→ **Reading passage**:
This Agreement shall inure to the benefit of and be enforceable by the
Executive's legal representatives.
* This Agreement shall inure to the benefit of and be binding
upon the Corporation and its successors.
* The Corporation will require any successor (whether direct or
indirect, by purchase, merger, consolidation or otherwise) to all or
substantially all of the business and/or assets of the Corporation to
expressly assume and agree to perform this Agreement in the same manner and
to the same extent that the Corporation would be required to perform it if
no such succession had taken place. As used in this Agreement,
"Corporation" shall mean the Corporation as hereinbefore defined and any
successor to its business and/or assets as aforesaid which assumes and
agrees to perform this Agreement by operation of law, or otherwise.
(ix) Miscellaneous.
* This Agreement shall be governed by and construed in accordance
with the laws of the State of Delaware, without reference to the principles
of conflict of laws. The captions of this Agreement are not part of the
provisions hereof and shall have no force or effect. This Agreement may
not be amended or modified otherwise than by a written agreement executed
by the parties hereto or their respective successors and legal
representatives.

[Document layout detection data]
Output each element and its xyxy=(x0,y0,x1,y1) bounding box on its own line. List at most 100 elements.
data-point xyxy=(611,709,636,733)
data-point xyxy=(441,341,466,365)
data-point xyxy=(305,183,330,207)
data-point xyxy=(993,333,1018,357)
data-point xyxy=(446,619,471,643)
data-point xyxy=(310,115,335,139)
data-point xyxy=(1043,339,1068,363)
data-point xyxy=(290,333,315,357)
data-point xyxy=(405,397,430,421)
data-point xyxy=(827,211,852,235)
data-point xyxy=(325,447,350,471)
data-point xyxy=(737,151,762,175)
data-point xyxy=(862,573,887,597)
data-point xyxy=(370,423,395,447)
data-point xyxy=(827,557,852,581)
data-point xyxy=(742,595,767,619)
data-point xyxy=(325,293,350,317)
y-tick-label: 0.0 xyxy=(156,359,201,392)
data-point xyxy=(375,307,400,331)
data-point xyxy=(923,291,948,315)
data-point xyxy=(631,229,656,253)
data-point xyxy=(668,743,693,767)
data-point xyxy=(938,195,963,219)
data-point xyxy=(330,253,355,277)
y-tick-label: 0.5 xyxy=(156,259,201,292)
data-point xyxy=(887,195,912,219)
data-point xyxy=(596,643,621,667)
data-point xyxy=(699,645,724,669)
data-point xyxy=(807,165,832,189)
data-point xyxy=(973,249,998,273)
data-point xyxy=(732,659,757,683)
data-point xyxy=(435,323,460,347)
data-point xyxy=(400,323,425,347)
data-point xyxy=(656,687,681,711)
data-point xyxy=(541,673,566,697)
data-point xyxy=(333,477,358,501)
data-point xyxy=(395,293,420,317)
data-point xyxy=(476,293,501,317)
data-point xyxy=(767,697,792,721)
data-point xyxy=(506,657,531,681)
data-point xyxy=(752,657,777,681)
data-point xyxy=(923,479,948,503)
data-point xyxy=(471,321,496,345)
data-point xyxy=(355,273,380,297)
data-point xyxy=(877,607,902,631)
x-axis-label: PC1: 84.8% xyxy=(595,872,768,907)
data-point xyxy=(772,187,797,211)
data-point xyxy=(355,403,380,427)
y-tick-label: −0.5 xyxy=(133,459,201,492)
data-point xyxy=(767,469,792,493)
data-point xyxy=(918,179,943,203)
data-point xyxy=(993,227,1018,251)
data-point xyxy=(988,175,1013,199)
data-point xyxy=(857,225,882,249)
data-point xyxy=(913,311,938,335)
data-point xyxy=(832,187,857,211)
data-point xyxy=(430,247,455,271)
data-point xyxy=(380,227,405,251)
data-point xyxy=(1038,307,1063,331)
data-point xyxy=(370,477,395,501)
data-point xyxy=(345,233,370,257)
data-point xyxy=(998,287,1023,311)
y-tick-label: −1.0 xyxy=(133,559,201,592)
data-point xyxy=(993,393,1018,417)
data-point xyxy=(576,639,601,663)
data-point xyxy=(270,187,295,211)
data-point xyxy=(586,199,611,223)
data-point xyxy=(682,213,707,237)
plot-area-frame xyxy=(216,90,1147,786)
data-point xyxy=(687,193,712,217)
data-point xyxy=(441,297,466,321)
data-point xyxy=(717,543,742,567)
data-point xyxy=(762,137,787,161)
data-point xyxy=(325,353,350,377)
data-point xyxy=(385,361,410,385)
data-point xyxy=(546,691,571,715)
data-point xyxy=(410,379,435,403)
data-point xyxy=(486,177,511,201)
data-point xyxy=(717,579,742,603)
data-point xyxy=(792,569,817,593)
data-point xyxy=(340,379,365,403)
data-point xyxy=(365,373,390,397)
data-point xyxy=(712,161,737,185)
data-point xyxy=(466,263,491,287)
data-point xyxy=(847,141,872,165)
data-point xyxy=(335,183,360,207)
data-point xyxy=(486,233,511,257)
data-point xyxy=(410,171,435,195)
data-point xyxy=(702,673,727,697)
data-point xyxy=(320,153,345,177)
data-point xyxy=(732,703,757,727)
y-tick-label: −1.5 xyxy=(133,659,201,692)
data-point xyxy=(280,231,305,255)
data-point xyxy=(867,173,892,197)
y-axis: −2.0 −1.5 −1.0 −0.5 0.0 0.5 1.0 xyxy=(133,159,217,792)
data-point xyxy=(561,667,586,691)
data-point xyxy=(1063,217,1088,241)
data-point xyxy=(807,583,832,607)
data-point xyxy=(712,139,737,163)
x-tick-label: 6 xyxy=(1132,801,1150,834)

→ **Work order 1**: Reproduce the agreement excerpt from "This Agreement shall inure to the benefit of and be enforceable" to "and its successors.".
→ **Work order 2**: According to the agreement excerpt, which state's laws govern the Agreement?
You won't need the entries for any of this.

→ **Task output 1**:
This Agreement shall inure to the benefit of and be enforceable by the
Executive's legal representatives.
* This Agreement shall inure to the benefit of and be binding
upon the Corporation and its successors.

→ **Task output 2**: The laws of the State of Delaware.